Listed records:
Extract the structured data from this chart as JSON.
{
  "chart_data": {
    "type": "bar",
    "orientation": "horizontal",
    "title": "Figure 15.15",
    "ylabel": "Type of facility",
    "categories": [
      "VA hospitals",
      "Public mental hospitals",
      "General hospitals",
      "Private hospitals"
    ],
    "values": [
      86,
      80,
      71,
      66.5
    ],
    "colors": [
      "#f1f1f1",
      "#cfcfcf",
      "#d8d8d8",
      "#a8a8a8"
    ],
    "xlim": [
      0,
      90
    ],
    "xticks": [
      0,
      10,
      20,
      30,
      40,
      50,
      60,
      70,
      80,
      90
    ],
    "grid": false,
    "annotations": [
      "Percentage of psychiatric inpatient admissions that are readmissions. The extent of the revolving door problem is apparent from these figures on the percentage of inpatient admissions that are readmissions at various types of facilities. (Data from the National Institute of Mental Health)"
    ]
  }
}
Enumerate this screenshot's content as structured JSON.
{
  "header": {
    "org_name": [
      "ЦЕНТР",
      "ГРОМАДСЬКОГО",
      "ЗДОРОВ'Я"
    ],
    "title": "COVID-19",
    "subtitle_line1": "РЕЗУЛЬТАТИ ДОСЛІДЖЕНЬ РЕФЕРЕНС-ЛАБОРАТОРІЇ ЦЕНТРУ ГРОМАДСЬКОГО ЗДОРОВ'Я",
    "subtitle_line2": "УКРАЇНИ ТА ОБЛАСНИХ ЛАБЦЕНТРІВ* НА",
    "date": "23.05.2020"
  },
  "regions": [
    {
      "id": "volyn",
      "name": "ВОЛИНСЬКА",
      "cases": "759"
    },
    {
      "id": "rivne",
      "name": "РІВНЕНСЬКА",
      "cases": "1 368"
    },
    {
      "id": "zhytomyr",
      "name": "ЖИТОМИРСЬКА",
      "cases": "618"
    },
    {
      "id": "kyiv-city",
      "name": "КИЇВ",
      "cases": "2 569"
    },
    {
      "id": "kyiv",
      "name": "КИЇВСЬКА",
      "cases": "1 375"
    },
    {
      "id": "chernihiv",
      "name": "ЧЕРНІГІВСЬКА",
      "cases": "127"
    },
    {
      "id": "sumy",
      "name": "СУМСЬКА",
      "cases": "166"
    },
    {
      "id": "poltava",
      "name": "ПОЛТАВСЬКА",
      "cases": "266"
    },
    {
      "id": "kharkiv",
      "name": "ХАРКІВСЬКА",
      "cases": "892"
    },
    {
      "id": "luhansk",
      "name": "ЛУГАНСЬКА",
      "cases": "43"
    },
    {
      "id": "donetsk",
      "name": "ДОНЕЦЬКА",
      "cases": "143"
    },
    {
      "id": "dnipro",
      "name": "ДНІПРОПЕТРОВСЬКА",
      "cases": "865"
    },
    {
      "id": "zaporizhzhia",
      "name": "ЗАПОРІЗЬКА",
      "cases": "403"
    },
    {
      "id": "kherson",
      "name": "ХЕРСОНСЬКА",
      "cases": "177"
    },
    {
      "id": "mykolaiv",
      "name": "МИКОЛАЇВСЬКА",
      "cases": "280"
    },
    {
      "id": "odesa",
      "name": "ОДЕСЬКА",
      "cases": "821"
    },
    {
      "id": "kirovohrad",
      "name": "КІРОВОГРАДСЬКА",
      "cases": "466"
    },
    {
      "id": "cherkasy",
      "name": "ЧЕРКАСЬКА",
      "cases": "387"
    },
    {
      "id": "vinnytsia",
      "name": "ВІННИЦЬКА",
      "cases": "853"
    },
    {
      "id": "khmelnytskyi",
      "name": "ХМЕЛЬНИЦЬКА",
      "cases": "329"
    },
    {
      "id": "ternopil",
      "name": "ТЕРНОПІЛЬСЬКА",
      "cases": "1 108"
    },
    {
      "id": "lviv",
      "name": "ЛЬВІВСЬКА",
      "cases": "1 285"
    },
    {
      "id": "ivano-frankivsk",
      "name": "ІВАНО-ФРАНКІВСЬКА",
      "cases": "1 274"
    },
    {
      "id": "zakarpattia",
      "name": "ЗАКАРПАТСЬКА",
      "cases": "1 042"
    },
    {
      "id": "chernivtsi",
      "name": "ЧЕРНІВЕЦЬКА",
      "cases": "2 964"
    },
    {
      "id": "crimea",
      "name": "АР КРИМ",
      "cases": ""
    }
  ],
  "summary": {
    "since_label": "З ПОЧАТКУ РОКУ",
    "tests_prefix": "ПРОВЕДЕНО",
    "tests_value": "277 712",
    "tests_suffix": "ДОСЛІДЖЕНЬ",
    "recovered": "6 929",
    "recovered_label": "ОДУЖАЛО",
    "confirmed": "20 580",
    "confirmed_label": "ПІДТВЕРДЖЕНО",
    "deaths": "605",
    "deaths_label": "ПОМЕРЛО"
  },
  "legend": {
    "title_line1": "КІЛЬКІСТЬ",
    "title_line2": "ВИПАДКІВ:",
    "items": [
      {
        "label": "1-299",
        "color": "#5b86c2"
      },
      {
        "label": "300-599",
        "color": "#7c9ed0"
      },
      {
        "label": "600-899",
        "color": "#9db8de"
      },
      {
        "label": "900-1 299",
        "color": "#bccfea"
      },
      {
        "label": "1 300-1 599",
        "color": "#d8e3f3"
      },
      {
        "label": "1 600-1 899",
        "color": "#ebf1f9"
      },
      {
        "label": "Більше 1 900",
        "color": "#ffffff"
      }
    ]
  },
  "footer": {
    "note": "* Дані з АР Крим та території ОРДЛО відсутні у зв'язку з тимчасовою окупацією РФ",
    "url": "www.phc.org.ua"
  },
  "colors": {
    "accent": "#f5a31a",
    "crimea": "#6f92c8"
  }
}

Your goal:
Recopy all the lines exactly as they appear.

Output below:
Extract the structured data from this chart as JSON.
{
  "chart_data": {
    "type": "bar",
    "orientation": "horizontal",
    "title": "Figure 15.15",
    "ylabel": "Type of facility",
    "categories": [
      "VA hospitals",
      "Public mental hospitals",
      "General hospitals",
      "Private hospitals"
    ],
    "values": [
      86,
      80,
      71,
      66.5
    ],
    "colors": [
      "#f1f1f1",
      "#cfcfcf",
      "#d8d8d8",
      "#a8a8a8"
    ],
    "xlim": [
      0,
      90
    ],
    "xticks": [
      0,
      10,
      20,
      30,
      40,
      50,
      60,
      70,
      80,
      90
    ],
    "grid": false,
    "annotations": [
      "Percentage of psychiatric inpatient admissions that are readmissions. The extent of the revolving door problem is apparent from these figures on the percentage of inpatient admissions that are readmissions at various types of facilities. (Data from the National Institute of Mental Health)"
    ]
  }
}
Enumerate this screenshot's content as structured JSON.
{
  "header": {
    "org_name": [
      "ЦЕНТР",
      "ГРОМАДСЬКОГО",
      "ЗДОРОВ'Я"
    ],
    "title": "COVID-19",
    "subtitle_line1": "РЕЗУЛЬТАТИ ДОСЛІДЖЕНЬ РЕФЕРЕНС-ЛАБОРАТОРІЇ ЦЕНТРУ ГРОМАДСЬКОГО ЗДОРОВ'Я",
    "subtitle_line2": "УКРАЇНИ ТА ОБЛАСНИХ ЛАБЦЕНТРІВ* НА",
    "date": "23.05.2020"
  },
  "regions": [
    {
      "id": "volyn",
      "name": "ВОЛИНСЬКА",
      "cases": "759"
    },
    {
      "id": "rivne",
      "name": "РІВНЕНСЬКА",
      "cases": "1 368"
    },
    {
      "id": "zhytomyr",
      "name": "ЖИТОМИРСЬКА",
      "cases": "618"
    },
    {
      "id": "kyiv-city",
      "name": "КИЇВ",
      "cases": "2 569"
    },
    {
      "id": "kyiv",
      "name": "КИЇВСЬКА",
      "cases": "1 375"
    },
    {
      "id": "chernihiv",
      "name": "ЧЕРНІГІВСЬКА",
      "cases": "127"
    },
    {
      "id": "sumy",
      "name": "СУМСЬКА",
      "cases": "166"
    },
    {
      "id": "poltava",
      "name": "ПОЛТАВСЬКА",
      "cases": "266"
    },
    {
      "id": "kharkiv",
      "name": "ХАРКІВСЬКА",
      "cases": "892"
    },
    {
      "id": "luhansk",
      "name": "ЛУГАНСЬКА",
      "cases": "43"
    },
    {
      "id": "donetsk",
      "name": "ДОНЕЦЬКА",
      "cases": "143"
    },
    {
      "id": "dnipro",
      "name": "ДНІПРОПЕТРОВСЬКА",
      "cases": "865"
    },
    {
      "id": "zaporizhzhia",
      "name": "ЗАПОРІЗЬКА",
      "cases": "403"
    },
    {
      "id": "kherson",
      "name": "ХЕРСОНСЬКА",
      "cases": "177"
    },
    {
      "id": "mykolaiv",
      "name": "МИКОЛАЇВСЬКА",
      "cases": "280"
    },
    {
      "id": "odesa",
      "name": "ОДЕСЬКА",
      "cases": "821"
    },
    {
      "id": "kirovohrad",
      "name": "КІРОВОГРАДСЬКА",
      "cases": "466"
    },
    {
      "id": "cherkasy",
      "name": "ЧЕРКАСЬКА",
      "cases": "387"
    },
    {
      "id": "vinnytsia",
      "name": "ВІННИЦЬКА",
      "cases": "853"
    },
    {
      "id": "khmelnytskyi",
      "name": "ХМЕЛЬНИЦЬКА",
      "cases": "329"
    },
    {
      "id": "ternopil",
      "name": "ТЕРНОПІЛЬСЬКА",
      "cases": "1 108"
    },
    {
      "id": "lviv",
      "name": "ЛЬВІВСЬКА",
      "cases": "1 285"
    },
    {
      "id": "ivano-frankivsk",
      "name": "ІВАНО-ФРАНКІВСЬКА",
      "cases": "1 274"
    },
    {
      "id": "zakarpattia",
      "name": "ЗАКАРПАТСЬКА",
      "cases": "1 042"
    },
    {
      "id": "chernivtsi",
      "name": "ЧЕРНІВЕЦЬКА",
      "cases": "2 964"
    },
    {
      "id": "crimea",
      "name": "АР КРИМ",
      "cases": ""
    }
  ],
  "summary": {
    "since_label": "З ПОЧАТКУ РОКУ",
    "tests_prefix": "ПРОВЕДЕНО",
    "tests_value": "277 712",
    "tests_suffix": "ДОСЛІДЖЕНЬ",
    "recovered": "6 929",
    "recovered_label": "ОДУЖАЛО",
    "confirmed": "20 580",
    "confirmed_label": "ПІДТВЕРДЖЕНО",
    "deaths": "605",
    "deaths_label": "ПОМЕРЛО"
  },
  "legend": {
    "title_line1": "КІЛЬКІСТЬ",
    "title_line2": "ВИПАДКІВ:",
    "items": [
      {
        "label": "1-299",
        "color": "#5b86c2"
      },
      {
        "label": "300-599",
        "color": "#7c9ed0"
      },
      {
        "label": "600-899",
        "color": "#9db8de"
      },
      {
        "label": "900-1 299",
        "color": "#bccfea"
      },
      {
        "label": "1 300-1 599",
        "color": "#d8e3f3"
      },
      {
        "label": "1 600-1 899",
        "color": "#ebf1f9"
      },
      {
        "label": "Більше 1 900",
        "color": "#ffffff"
      }
    ]
  },
  "footer": {
    "note": "* Дані з АР Крим та території ОРДЛО відсутні у зв'язку з тимчасовою окупацією РФ",
    "url": "www.phc.org.ua"
  },
  "colors": {
    "accent": "#f5a31a",
    "crimea": "#6f92c8"
  }
}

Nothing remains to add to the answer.